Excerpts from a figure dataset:
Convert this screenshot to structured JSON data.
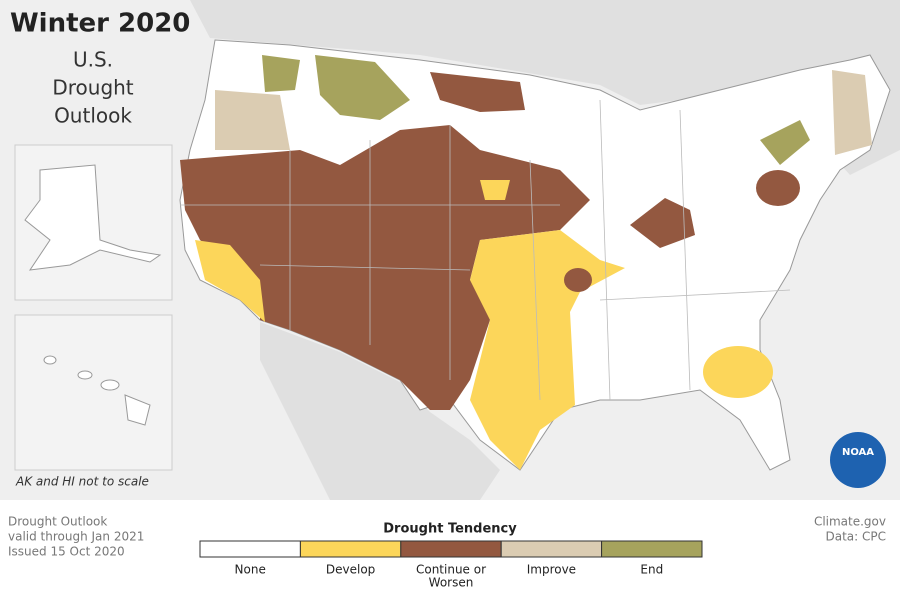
{
  "header": {
    "title": "Winter 2020",
    "subtitle_lines": [
      "U.S.",
      "Drought",
      "Outlook"
    ]
  },
  "inset_note": "AK and HI not to scale",
  "footer": {
    "left_lines": [
      "Drought Outlook",
      "valid through Jan 2021",
      "Issued 15 Oct 2020"
    ],
    "right_lines": [
      "Climate.gov",
      "Data: CPC"
    ]
  },
  "legend": {
    "title": "Drought Tendency",
    "items": [
      {
        "label_lines": [
          "None"
        ],
        "color": "#ffffff"
      },
      {
        "label_lines": [
          "Develop"
        ],
        "color": "#fcd65a"
      },
      {
        "label_lines": [
          "Continue or",
          "Worsen"
        ],
        "color": "#935840"
      },
      {
        "label_lines": [
          "Improve"
        ],
        "color": "#dbccb2"
      },
      {
        "label_lines": [
          "End"
        ],
        "color": "#a6a35d"
      }
    ]
  },
  "logo": "NOAA"
}
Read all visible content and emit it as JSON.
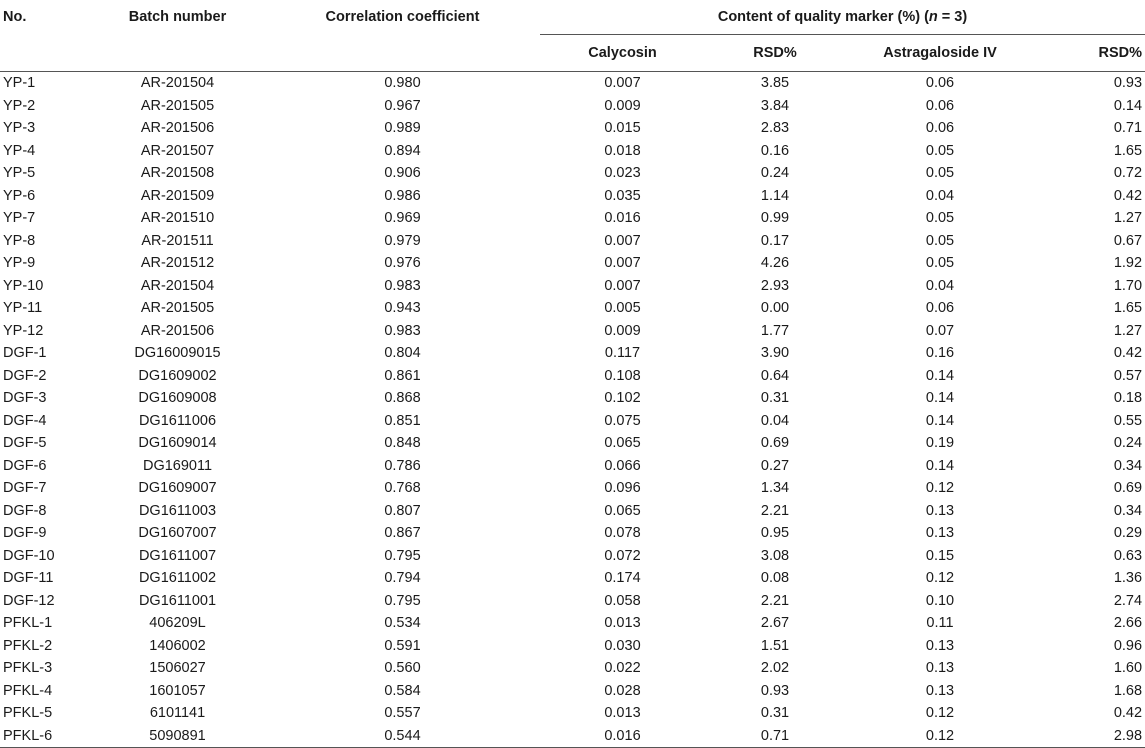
{
  "header": {
    "no": "No.",
    "batch": "Batch number",
    "correlation": "Correlation coefficient",
    "group_prefix": "Content of quality marker (%) (",
    "group_n": "n",
    "group_suffix": " = 3)",
    "calycosin": "Calycosin",
    "rsd1": "RSD%",
    "astragaloside": "Astragaloside IV",
    "rsd2": "RSD%"
  },
  "rows": [
    [
      "YP-1",
      "AR-201504",
      "0.980",
      "0.007",
      "3.85",
      "0.06",
      "0.93"
    ],
    [
      "YP-2",
      "AR-201505",
      "0.967",
      "0.009",
      "3.84",
      "0.06",
      "0.14"
    ],
    [
      "YP-3",
      "AR-201506",
      "0.989",
      "0.015",
      "2.83",
      "0.06",
      "0.71"
    ],
    [
      "YP-4",
      "AR-201507",
      "0.894",
      "0.018",
      "0.16",
      "0.05",
      "1.65"
    ],
    [
      "YP-5",
      "AR-201508",
      "0.906",
      "0.023",
      "0.24",
      "0.05",
      "0.72"
    ],
    [
      "YP-6",
      "AR-201509",
      "0.986",
      "0.035",
      "1.14",
      "0.04",
      "0.42"
    ],
    [
      "YP-7",
      "AR-201510",
      "0.969",
      "0.016",
      "0.99",
      "0.05",
      "1.27"
    ],
    [
      "YP-8",
      "AR-201511",
      "0.979",
      "0.007",
      "0.17",
      "0.05",
      "0.67"
    ],
    [
      "YP-9",
      "AR-201512",
      "0.976",
      "0.007",
      "4.26",
      "0.05",
      "1.92"
    ],
    [
      "YP-10",
      "AR-201504",
      "0.983",
      "0.007",
      "2.93",
      "0.04",
      "1.70"
    ],
    [
      "YP-11",
      "AR-201505",
      "0.943",
      "0.005",
      "0.00",
      "0.06",
      "1.65"
    ],
    [
      "YP-12",
      "AR-201506",
      "0.983",
      "0.009",
      "1.77",
      "0.07",
      "1.27"
    ],
    [
      "DGF-1",
      "DG16009015",
      "0.804",
      "0.117",
      "3.90",
      "0.16",
      "0.42"
    ],
    [
      "DGF-2",
      "DG1609002",
      "0.861",
      "0.108",
      "0.64",
      "0.14",
      "0.57"
    ],
    [
      "DGF-3",
      "DG1609008",
      "0.868",
      "0.102",
      "0.31",
      "0.14",
      "0.18"
    ],
    [
      "DGF-4",
      "DG1611006",
      "0.851",
      "0.075",
      "0.04",
      "0.14",
      "0.55"
    ],
    [
      "DGF-5",
      "DG1609014",
      "0.848",
      "0.065",
      "0.69",
      "0.19",
      "0.24"
    ],
    [
      "DGF-6",
      "DG169011",
      "0.786",
      "0.066",
      "0.27",
      "0.14",
      "0.34"
    ],
    [
      "DGF-7",
      "DG1609007",
      "0.768",
      "0.096",
      "1.34",
      "0.12",
      "0.69"
    ],
    [
      "DGF-8",
      "DG1611003",
      "0.807",
      "0.065",
      "2.21",
      "0.13",
      "0.34"
    ],
    [
      "DGF-9",
      "DG1607007",
      "0.867",
      "0.078",
      "0.95",
      "0.13",
      "0.29"
    ],
    [
      "DGF-10",
      "DG1611007",
      "0.795",
      "0.072",
      "3.08",
      "0.15",
      "0.63"
    ],
    [
      "DGF-11",
      "DG1611002",
      "0.794",
      "0.174",
      "0.08",
      "0.12",
      "1.36"
    ],
    [
      "DGF-12",
      "DG1611001",
      "0.795",
      "0.058",
      "2.21",
      "0.10",
      "2.74"
    ],
    [
      "PFKL-1",
      "406209L",
      "0.534",
      "0.013",
      "2.67",
      "0.11",
      "2.66"
    ],
    [
      "PFKL-2",
      "1406002",
      "0.591",
      "0.030",
      "1.51",
      "0.13",
      "0.96"
    ],
    [
      "PFKL-3",
      "1506027",
      "0.560",
      "0.022",
      "2.02",
      "0.13",
      "1.60"
    ],
    [
      "PFKL-4",
      "1601057",
      "0.584",
      "0.028",
      "0.93",
      "0.13",
      "1.68"
    ],
    [
      "PFKL-5",
      "6101141",
      "0.557",
      "0.013",
      "0.31",
      "0.12",
      "0.42"
    ],
    [
      "PFKL-6",
      "5090891",
      "0.544",
      "0.016",
      "0.71",
      "0.12",
      "2.98"
    ]
  ]
}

Written task: Without the pictures, extract every entry verbatim.

Written answer:
Convert this screenshot to structured JSON data.
{
  "header": {
    "title": "Winter 2020",
    "subtitle_lines": [
      "U.S.",
      "Drought",
      "Outlook"
    ]
  },
  "inset_note": "AK and HI not to scale",
  "footer": {
    "left_lines": [
      "Drought Outlook",
      "valid through Jan 2021",
      "Issued 15 Oct 2020"
    ],
    "right_lines": [
      "Climate.gov",
      "Data: CPC"
    ]
  },
  "legend": {
    "title": "Drought Tendency",
    "items": [
      {
        "label_lines": [
          "None"
        ],
        "color": "#ffffff"
      },
      {
        "label_lines": [
          "Develop"
        ],
        "color": "#fcd65a"
      },
      {
        "label_lines": [
          "Continue or",
          "Worsen"
        ],
        "color": "#935840"
      },
      {
        "label_lines": [
          "Improve"
        ],
        "color": "#dbccb2"
      },
      {
        "label_lines": [
          "End"
        ],
        "color": "#a6a35d"
      }
    ]
  },
  "logo": "NOAA"
}
Read all visible content and emit it as JSON.
{
  "header": {
    "no": "No.",
    "batch": "Batch number",
    "correlation": "Correlation coefficient",
    "group_prefix": "Content of quality marker (%) (",
    "group_n": "n",
    "group_suffix": " = 3)",
    "calycosin": "Calycosin",
    "rsd1": "RSD%",
    "astragaloside": "Astragaloside IV",
    "rsd2": "RSD%"
  },
  "rows": [
    [
      "YP-1",
      "AR-201504",
      "0.980",
      "0.007",
      "3.85",
      "0.06",
      "0.93"
    ],
    [
      "YP-2",
      "AR-201505",
      "0.967",
      "0.009",
      "3.84",
      "0.06",
      "0.14"
    ],
    [
      "YP-3",
      "AR-201506",
      "0.989",
      "0.015",
      "2.83",
      "0.06",
      "0.71"
    ],
    [
      "YP-4",
      "AR-201507",
      "0.894",
      "0.018",
      "0.16",
      "0.05",
      "1.65"
    ],
    [
      "YP-5",
      "AR-201508",
      "0.906",
      "0.023",
      "0.24",
      "0.05",
      "0.72"
    ],
    [
      "YP-6",
      "AR-201509",
      "0.986",
      "0.035",
      "1.14",
      "0.04",
      "0.42"
    ],
    [
      "YP-7",
      "AR-201510",
      "0.969",
      "0.016",
      "0.99",
      "0.05",
      "1.27"
    ],
    [
      "YP-8",
      "AR-201511",
      "0.979",
      "0.007",
      "0.17",
      "0.05",
      "0.67"
    ],
    [
      "YP-9",
      "AR-201512",
      "0.976",
      "0.007",
      "4.26",
      "0.05",
      "1.92"
    ],
    [
      "YP-10",
      "AR-201504",
      "0.983",
      "0.007",
      "2.93",
      "0.04",
      "1.70"
    ],
    [
      "YP-11",
      "AR-201505",
      "0.943",
      "0.005",
      "0.00",
      "0.06",
      "1.65"
    ],
    [
      "YP-12",
      "AR-201506",
      "0.983",
      "0.009",
      "1.77",
      "0.07",
      "1.27"
    ],
    [
      "DGF-1",
      "DG16009015",
      "0.804",
      "0.117",
      "3.90",
      "0.16",
      "0.42"
    ],
    [
      "DGF-2",
      "DG1609002",
      "0.861",
      "0.108",
      "0.64",
      "0.14",
      "0.57"
    ],
    [
      "DGF-3",
      "DG1609008",
      "0.868",
      "0.102",
      "0.31",
      "0.14",
      "0.18"
    ],
    [
      "DGF-4",
      "DG1611006",
      "0.851",
      "0.075",
      "0.04",
      "0.14",
      "0.55"
    ],
    [
      "DGF-5",
      "DG1609014",
      "0.848",
      "0.065",
      "0.69",
      "0.19",
      "0.24"
    ],
    [
      "DGF-6",
      "DG169011",
      "0.786",
      "0.066",
      "0.27",
      "0.14",
      "0.34"
    ],
    [
      "DGF-7",
      "DG1609007",
      "0.768",
      "0.096",
      "1.34",
      "0.12",
      "0.69"
    ],
    [
      "DGF-8",
      "DG1611003",
      "0.807",
      "0.065",
      "2.21",
      "0.13",
      "0.34"
    ],
    [
      "DGF-9",
      "DG1607007",
      "0.867",
      "0.078",
      "0.95",
      "0.13",
      "0.29"
    ],
    [
      "DGF-10",
      "DG1611007",
      "0.795",
      "0.072",
      "3.08",
      "0.15",
      "0.63"
    ],
    [
      "DGF-11",
      "DG1611002",
      "0.794",
      "0.174",
      "0.08",
      "0.12",
      "1.36"
    ],
    [
      "DGF-12",
      "DG1611001",
      "0.795",
      "0.058",
      "2.21",
      "0.10",
      "2.74"
    ],
    [
      "PFKL-1",
      "406209L",
      "0.534",
      "0.013",
      "2.67",
      "0.11",
      "2.66"
    ],
    [
      "PFKL-2",
      "1406002",
      "0.591",
      "0.030",
      "1.51",
      "0.13",
      "0.96"
    ],
    [
      "PFKL-3",
      "1506027",
      "0.560",
      "0.022",
      "2.02",
      "0.13",
      "1.60"
    ],
    [
      "PFKL-4",
      "1601057",
      "0.584",
      "0.028",
      "0.93",
      "0.13",
      "1.68"
    ],
    [
      "PFKL-5",
      "6101141",
      "0.557",
      "0.013",
      "0.31",
      "0.12",
      "0.42"
    ],
    [
      "PFKL-6",
      "5090891",
      "0.544",
      "0.016",
      "0.71",
      "0.12",
      "2.98"
    ]
  ]
}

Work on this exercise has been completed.